- **AIM**:
Provide an exact transcription of all the records.

+--

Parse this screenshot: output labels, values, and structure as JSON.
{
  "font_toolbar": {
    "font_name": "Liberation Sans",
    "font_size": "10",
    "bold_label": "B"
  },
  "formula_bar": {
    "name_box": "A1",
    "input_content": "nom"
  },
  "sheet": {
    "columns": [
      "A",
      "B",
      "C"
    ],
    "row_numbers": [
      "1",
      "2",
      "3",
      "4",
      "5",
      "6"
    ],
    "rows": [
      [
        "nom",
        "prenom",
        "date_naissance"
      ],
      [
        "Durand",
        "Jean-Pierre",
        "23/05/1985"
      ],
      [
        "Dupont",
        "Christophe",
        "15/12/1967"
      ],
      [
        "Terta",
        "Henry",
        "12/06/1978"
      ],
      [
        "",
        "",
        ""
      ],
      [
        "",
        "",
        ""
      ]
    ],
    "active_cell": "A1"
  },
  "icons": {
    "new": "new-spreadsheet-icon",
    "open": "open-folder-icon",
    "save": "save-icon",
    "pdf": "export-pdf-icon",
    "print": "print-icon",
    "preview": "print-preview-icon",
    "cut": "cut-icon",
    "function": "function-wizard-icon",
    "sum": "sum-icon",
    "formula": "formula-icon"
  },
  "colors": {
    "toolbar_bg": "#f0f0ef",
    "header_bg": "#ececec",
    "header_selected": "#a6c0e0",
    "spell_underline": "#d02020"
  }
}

+--

- **FINAL RESULT**:
Parse this screenshot: output labels, values, and structure as JSON.
{
  "font_toolbar": {
    "font_name": "Liberation Sans",
    "font_size": "10",
    "bold_label": "B"
  },
  "formula_bar": {
    "name_box": "A1",
    "input_content": "nom"
  },
  "sheet": {
    "columns": [
      "A",
      "B",
      "C"
    ],
    "row_numbers": [
      "1",
      "2",
      "3",
      "4",
      "5",
      "6"
    ],
    "rows": [
      [
        "nom",
        "prenom",
        "date_naissance"
      ],
      [
        "Durand",
        "Jean-Pierre",
        "23/05/1985"
      ],
      [
        "Dupont",
        "Christophe",
        "15/12/1967"
      ],
      [
        "Terta",
        "Henry",
        "12/06/1978"
      ],
      [
        "",
        "",
        ""
      ],
      [
        "",
        "",
        ""
      ]
    ],
    "active_cell": "A1"
  },
  "icons": {
    "new": "new-spreadsheet-icon",
    "open": "open-folder-icon",
    "save": "save-icon",
    "pdf": "export-pdf-icon",
    "print": "print-icon",
    "preview": "print-preview-icon",
    "cut": "cut-icon",
    "function": "function-wizard-icon",
    "sum": "sum-icon",
    "formula": "formula-icon"
  },
  "colors": {
    "toolbar_bg": "#f0f0ef",
    "header_bg": "#ececec",
    "header_selected": "#a6c0e0",
    "spell_underline": "#d02020"
  }
}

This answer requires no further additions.